Find each line with the word "remained" and copy it.

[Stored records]
----------

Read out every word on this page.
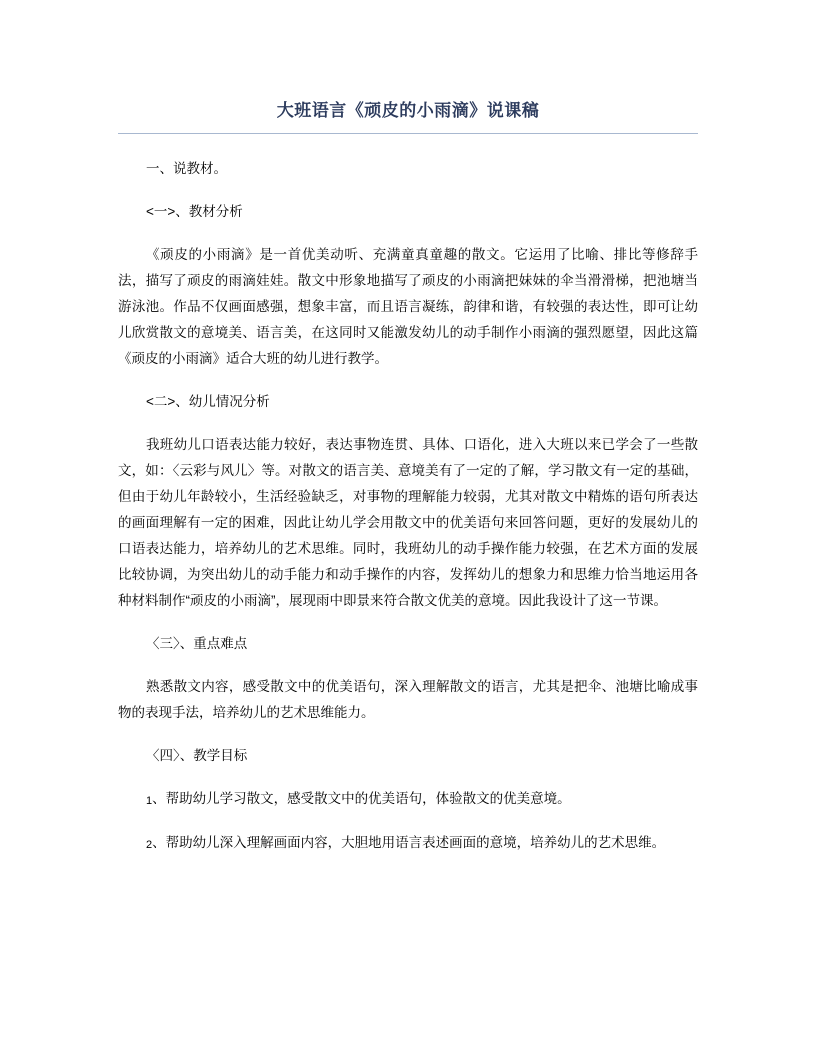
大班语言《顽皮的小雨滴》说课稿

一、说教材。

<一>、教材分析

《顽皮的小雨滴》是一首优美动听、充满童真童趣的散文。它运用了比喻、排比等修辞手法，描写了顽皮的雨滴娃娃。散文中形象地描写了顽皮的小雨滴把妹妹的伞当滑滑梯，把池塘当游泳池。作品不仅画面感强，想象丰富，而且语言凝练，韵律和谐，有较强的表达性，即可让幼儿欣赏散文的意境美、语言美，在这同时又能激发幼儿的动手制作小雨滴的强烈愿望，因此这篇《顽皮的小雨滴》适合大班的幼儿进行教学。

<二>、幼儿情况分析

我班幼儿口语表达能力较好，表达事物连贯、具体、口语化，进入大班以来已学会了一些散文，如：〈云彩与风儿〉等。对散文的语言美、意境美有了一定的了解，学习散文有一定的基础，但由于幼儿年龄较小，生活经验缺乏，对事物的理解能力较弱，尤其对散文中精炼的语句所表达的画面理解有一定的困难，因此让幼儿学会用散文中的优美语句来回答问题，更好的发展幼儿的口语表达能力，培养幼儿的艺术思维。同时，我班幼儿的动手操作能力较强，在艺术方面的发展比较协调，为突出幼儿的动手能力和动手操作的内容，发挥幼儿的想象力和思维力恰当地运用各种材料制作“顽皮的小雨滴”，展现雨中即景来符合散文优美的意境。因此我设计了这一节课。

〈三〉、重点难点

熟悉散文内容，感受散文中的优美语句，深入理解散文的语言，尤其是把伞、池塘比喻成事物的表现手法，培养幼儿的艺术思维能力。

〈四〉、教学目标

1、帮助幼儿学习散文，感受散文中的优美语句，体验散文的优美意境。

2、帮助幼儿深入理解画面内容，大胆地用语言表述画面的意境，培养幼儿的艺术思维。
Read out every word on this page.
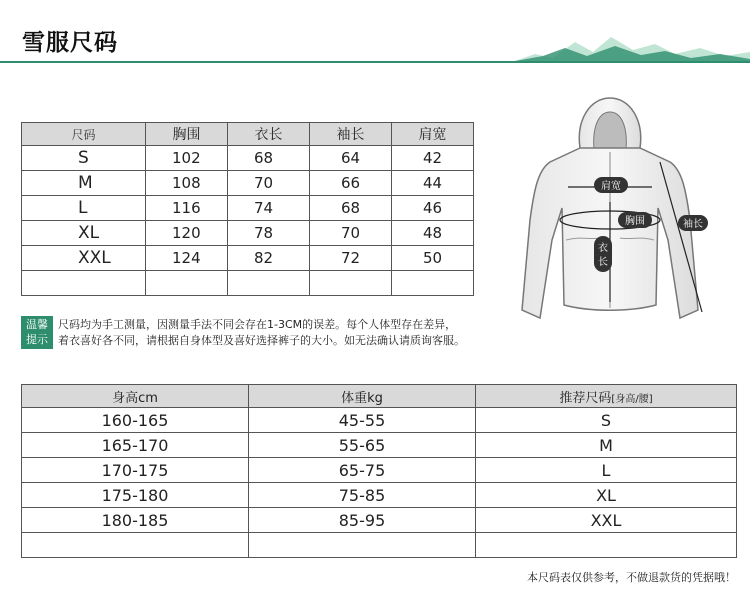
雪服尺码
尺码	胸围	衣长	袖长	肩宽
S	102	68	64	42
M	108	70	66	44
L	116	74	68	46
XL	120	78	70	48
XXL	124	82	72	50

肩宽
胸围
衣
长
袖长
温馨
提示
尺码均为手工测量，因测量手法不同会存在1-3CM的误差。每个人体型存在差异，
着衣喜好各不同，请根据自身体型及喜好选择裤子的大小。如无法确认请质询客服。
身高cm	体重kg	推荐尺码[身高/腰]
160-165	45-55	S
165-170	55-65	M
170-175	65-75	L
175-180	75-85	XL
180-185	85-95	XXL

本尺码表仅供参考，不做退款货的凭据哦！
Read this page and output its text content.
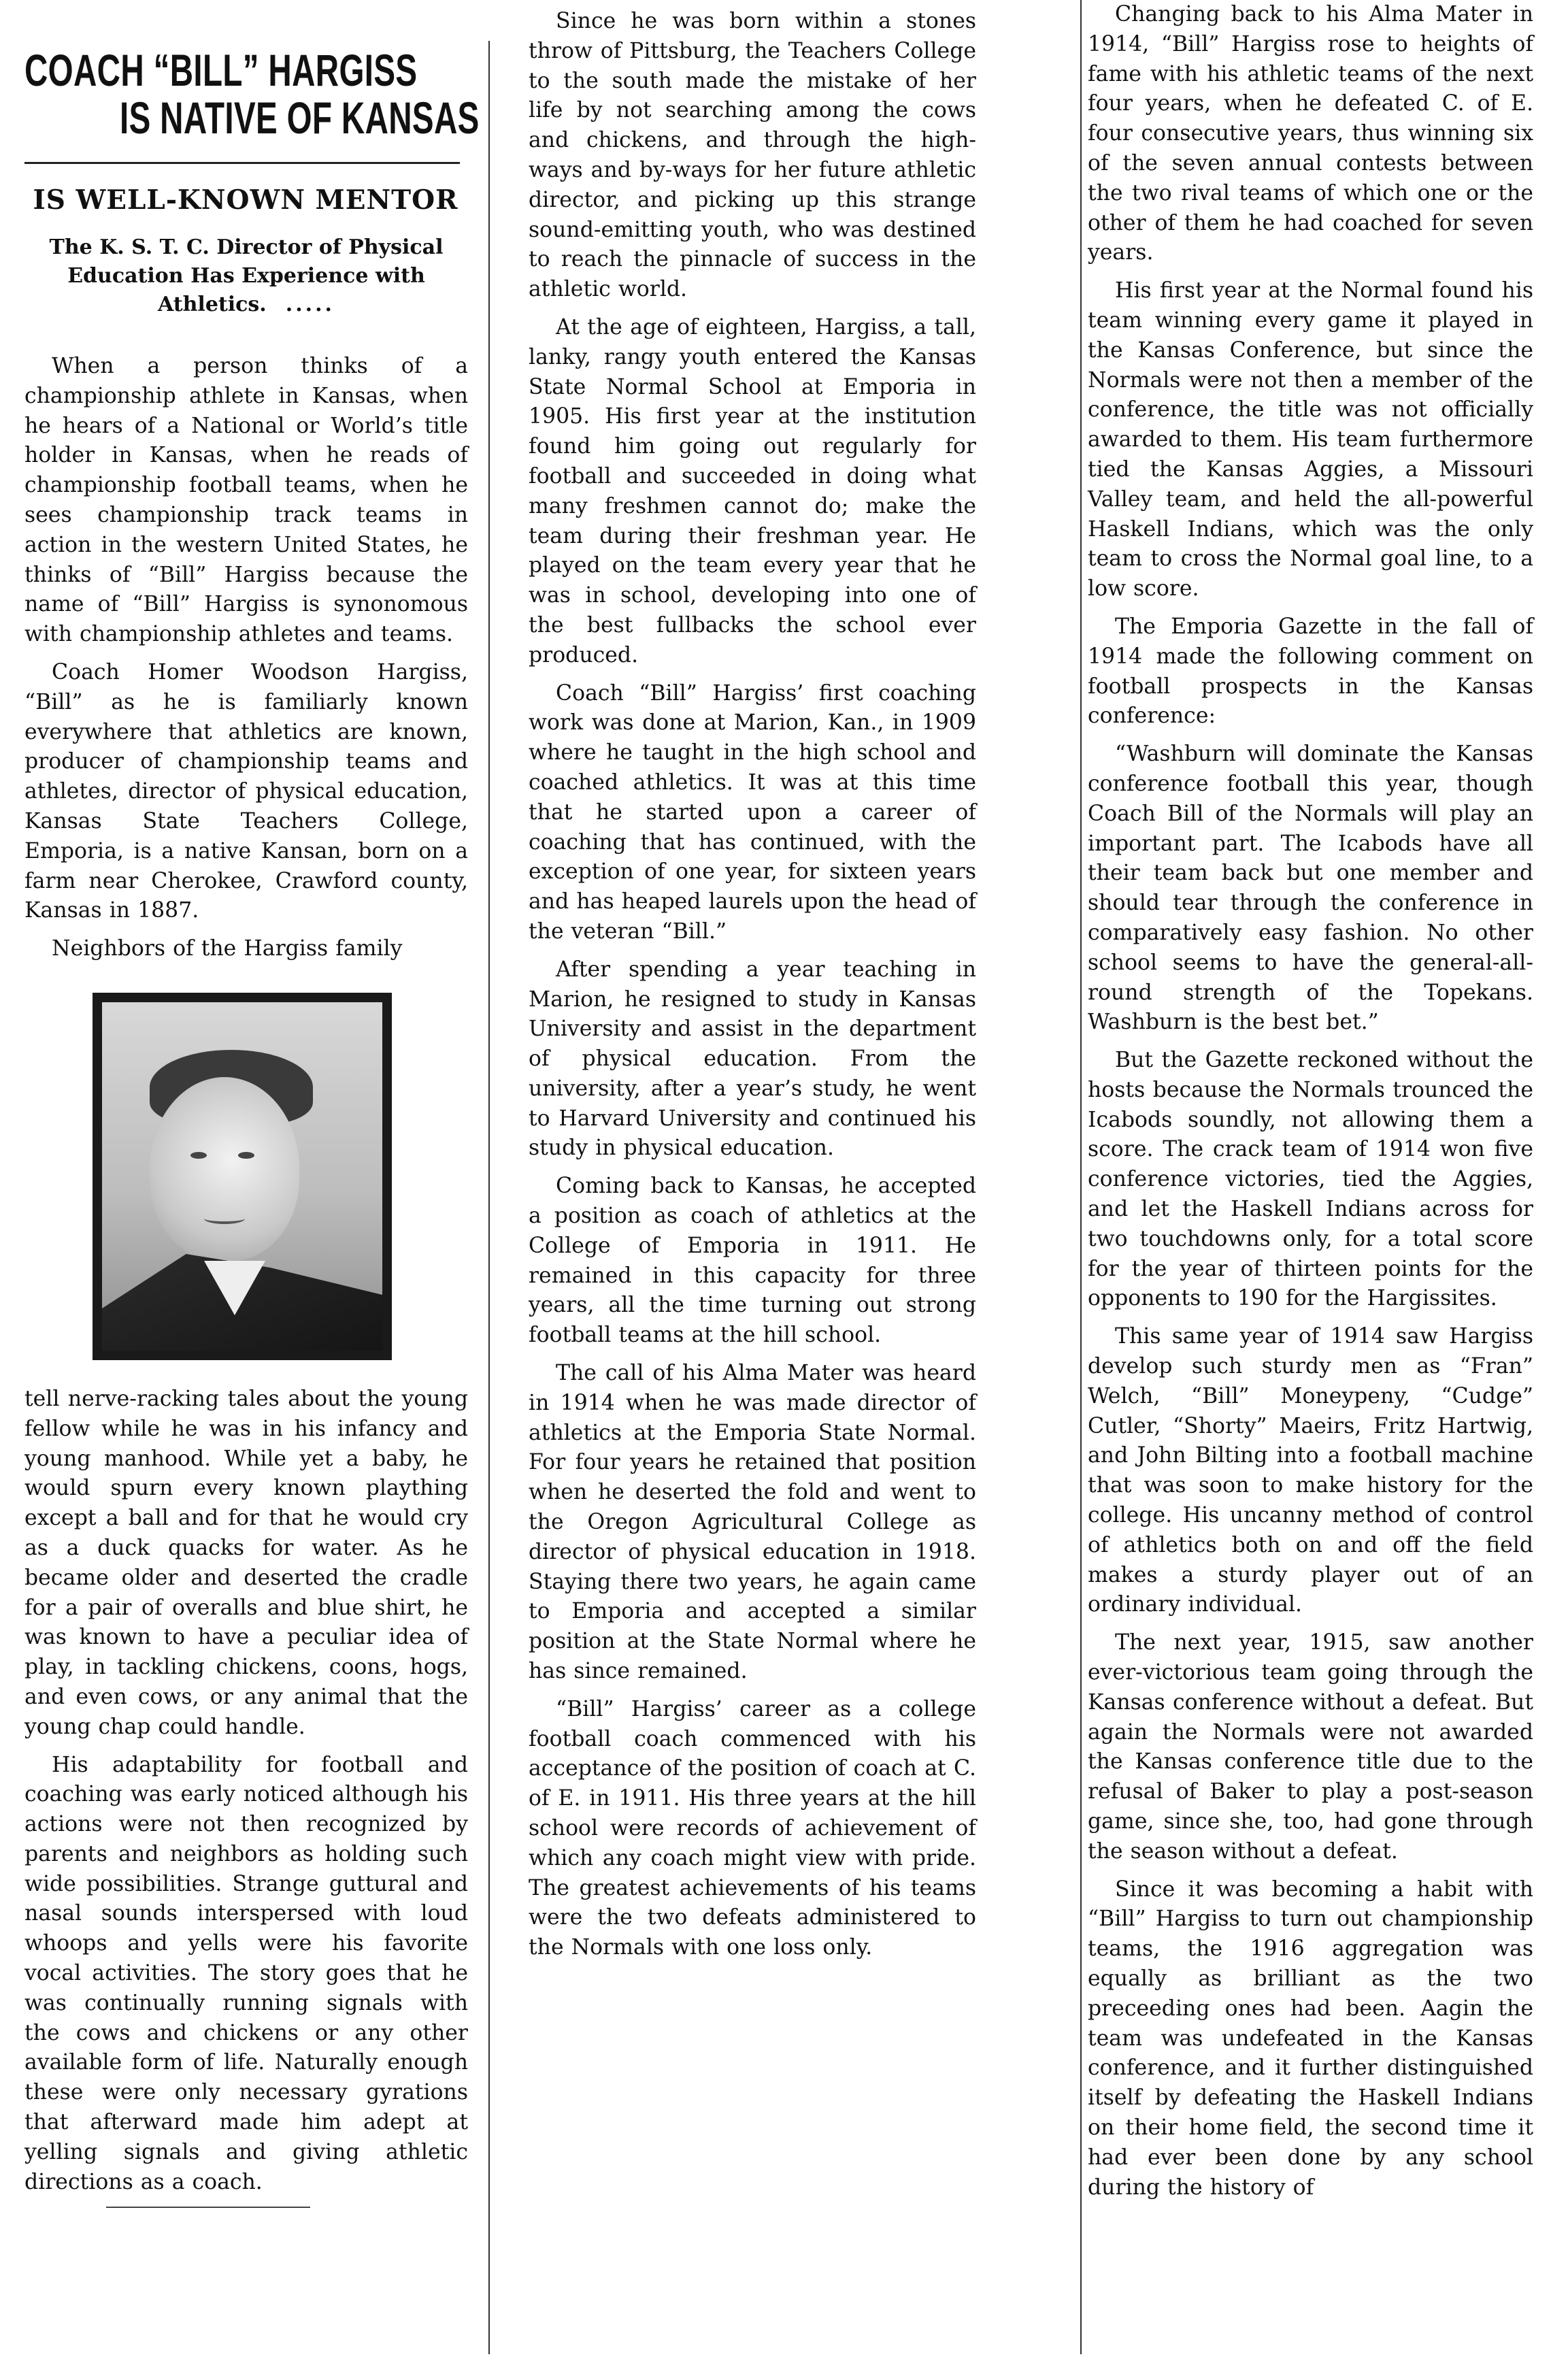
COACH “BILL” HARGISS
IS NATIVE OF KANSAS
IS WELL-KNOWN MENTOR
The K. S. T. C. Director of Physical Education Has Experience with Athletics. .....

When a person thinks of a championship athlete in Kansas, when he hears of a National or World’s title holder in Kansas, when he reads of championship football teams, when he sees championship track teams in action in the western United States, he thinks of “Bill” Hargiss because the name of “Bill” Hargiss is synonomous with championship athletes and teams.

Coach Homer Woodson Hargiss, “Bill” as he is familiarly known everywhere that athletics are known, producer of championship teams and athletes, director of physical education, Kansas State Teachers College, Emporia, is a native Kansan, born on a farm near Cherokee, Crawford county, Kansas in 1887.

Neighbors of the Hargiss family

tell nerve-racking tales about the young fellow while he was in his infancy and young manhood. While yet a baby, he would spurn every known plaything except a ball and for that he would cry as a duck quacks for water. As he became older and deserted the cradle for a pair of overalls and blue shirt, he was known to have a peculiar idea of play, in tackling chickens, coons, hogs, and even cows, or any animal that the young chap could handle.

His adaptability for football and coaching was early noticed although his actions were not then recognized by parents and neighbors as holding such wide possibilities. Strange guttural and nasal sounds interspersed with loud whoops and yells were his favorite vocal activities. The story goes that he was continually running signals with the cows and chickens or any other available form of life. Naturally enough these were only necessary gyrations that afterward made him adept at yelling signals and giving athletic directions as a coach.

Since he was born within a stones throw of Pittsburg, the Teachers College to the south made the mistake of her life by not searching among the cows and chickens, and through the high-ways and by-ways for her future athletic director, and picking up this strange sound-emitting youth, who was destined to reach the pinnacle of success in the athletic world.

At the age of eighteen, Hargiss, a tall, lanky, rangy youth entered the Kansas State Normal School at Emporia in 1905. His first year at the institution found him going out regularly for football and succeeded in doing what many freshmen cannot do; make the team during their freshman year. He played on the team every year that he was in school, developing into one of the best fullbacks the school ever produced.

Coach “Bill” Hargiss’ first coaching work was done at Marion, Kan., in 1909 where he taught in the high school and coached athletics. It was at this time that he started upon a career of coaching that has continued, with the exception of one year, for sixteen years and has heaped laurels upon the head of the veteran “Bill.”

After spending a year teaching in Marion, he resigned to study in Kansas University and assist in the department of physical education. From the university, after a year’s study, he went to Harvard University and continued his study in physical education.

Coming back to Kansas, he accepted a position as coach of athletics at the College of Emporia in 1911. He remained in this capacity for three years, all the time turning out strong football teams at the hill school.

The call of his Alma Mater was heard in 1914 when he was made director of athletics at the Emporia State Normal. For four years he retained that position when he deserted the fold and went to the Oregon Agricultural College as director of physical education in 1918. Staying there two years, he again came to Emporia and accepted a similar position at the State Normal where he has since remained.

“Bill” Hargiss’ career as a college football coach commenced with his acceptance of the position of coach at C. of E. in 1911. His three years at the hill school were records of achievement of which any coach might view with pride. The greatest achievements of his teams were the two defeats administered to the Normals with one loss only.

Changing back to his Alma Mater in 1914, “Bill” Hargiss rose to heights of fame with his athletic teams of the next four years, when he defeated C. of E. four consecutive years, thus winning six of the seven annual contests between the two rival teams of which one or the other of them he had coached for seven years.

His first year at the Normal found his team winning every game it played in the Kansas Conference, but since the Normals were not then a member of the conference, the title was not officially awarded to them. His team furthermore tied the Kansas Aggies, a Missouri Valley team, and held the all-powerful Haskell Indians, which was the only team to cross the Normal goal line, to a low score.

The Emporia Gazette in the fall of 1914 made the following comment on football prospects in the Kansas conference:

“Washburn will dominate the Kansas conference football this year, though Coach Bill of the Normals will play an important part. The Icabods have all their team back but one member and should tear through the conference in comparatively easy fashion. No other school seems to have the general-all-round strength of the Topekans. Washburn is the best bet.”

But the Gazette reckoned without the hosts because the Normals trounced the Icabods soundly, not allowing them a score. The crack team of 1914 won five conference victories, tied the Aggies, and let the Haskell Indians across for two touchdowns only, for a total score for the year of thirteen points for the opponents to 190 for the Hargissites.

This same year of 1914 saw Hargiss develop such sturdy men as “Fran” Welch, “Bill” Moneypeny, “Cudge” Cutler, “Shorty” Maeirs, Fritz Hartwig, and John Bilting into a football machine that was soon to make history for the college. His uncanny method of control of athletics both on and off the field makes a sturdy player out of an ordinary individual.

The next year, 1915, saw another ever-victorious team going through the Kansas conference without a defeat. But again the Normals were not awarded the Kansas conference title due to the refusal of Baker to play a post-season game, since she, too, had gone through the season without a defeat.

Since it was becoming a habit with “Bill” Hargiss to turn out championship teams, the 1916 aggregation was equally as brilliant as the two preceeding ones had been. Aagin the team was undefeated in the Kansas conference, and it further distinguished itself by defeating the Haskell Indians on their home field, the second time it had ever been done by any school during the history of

----------

[WRITTEN ANSWER]
Coming back to Kansas, he accepted a position as coach of athletics at the College of Emporia in 1911. He remained in this capacity for three years, all the time turning out strong football teams at the hill school.
The call of his Alma Mater was heard in 1914 when he was made director of athletics at the Emporia State Normal. For four years he retained that position when he deserted the fold and went to the Oregon Agricultural College as director of physical education in 1918. Staying there two years, he again came to Emporia and accepted a similar position at the State Normal where he has since remained.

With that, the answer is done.